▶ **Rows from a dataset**
# # #

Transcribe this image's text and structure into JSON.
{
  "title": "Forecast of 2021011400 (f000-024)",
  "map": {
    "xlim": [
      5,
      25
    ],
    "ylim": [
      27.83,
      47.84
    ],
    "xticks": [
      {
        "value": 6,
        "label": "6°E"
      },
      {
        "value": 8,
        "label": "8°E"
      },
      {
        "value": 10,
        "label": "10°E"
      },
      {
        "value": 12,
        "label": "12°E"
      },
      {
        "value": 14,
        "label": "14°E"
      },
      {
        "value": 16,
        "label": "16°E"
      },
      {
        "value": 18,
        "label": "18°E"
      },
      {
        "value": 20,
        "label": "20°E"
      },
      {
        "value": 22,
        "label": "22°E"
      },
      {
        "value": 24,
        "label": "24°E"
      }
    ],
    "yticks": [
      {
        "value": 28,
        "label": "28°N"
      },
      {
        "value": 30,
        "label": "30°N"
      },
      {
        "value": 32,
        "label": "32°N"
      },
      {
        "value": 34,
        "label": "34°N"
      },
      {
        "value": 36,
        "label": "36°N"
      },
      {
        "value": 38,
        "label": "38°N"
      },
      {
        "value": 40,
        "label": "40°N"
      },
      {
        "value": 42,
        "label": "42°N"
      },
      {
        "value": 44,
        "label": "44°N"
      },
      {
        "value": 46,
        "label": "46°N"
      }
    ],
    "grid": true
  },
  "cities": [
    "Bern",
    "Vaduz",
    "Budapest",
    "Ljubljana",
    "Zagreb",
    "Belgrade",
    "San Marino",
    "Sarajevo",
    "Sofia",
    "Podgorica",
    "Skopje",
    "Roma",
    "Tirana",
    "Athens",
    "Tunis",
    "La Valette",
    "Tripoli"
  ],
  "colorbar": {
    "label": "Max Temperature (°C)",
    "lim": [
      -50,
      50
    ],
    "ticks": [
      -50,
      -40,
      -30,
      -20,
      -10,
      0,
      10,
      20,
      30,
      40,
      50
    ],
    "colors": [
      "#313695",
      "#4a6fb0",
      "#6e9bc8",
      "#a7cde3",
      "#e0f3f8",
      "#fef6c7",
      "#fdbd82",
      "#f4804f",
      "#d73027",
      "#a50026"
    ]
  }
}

# # #

▶ **GIVEN INSTRUCTION**
Each line of the material above must be retyped precisely.

▶ **THE ANSWER**
Transcribe this image's text and structure into JSON.
{
  "title": "Forecast of 2021011400 (f000-024)",
  "map": {
    "xlim": [
      5,
      25
    ],
    "ylim": [
      27.83,
      47.84
    ],
    "xticks": [
      {
        "value": 6,
        "label": "6°E"
      },
      {
        "value": 8,
        "label": "8°E"
      },
      {
        "value": 10,
        "label": "10°E"
      },
      {
        "value": 12,
        "label": "12°E"
      },
      {
        "value": 14,
        "label": "14°E"
      },
      {
        "value": 16,
        "label": "16°E"
      },
      {
        "value": 18,
        "label": "18°E"
      },
      {
        "value": 20,
        "label": "20°E"
      },
      {
        "value": 22,
        "label": "22°E"
      },
      {
        "value": 24,
        "label": "24°E"
      }
    ],
    "yticks": [
      {
        "value": 28,
        "label": "28°N"
      },
      {
        "value": 30,
        "label": "30°N"
      },
      {
        "value": 32,
        "label": "32°N"
      },
      {
        "value": 34,
        "label": "34°N"
      },
      {
        "value": 36,
        "label": "36°N"
      },
      {
        "value": 38,
        "label": "38°N"
      },
      {
        "value": 40,
        "label": "40°N"
      },
      {
        "value": 42,
        "label": "42°N"
      },
      {
        "value": 44,
        "label": "44°N"
      },
      {
        "value": 46,
        "label": "46°N"
      }
    ],
    "grid": true
  },
  "cities": [
    "Bern",
    "Vaduz",
    "Budapest",
    "Ljubljana",
    "Zagreb",
    "Belgrade",
    "San Marino",
    "Sarajevo",
    "Sofia",
    "Podgorica",
    "Skopje",
    "Roma",
    "Tirana",
    "Athens",
    "Tunis",
    "La Valette",
    "Tripoli"
  ],
  "colorbar": {
    "label": "Max Temperature (°C)",
    "lim": [
      -50,
      50
    ],
    "ticks": [
      -50,
      -40,
      -30,
      -20,
      -10,
      0,
      10,
      20,
      30,
      40,
      50
    ],
    "colors": [
      "#313695",
      "#4a6fb0",
      "#6e9bc8",
      "#a7cde3",
      "#e0f3f8",
      "#fef6c7",
      "#fdbd82",
      "#f4804f",
      "#d73027",
      "#a50026"
    ]
  }
}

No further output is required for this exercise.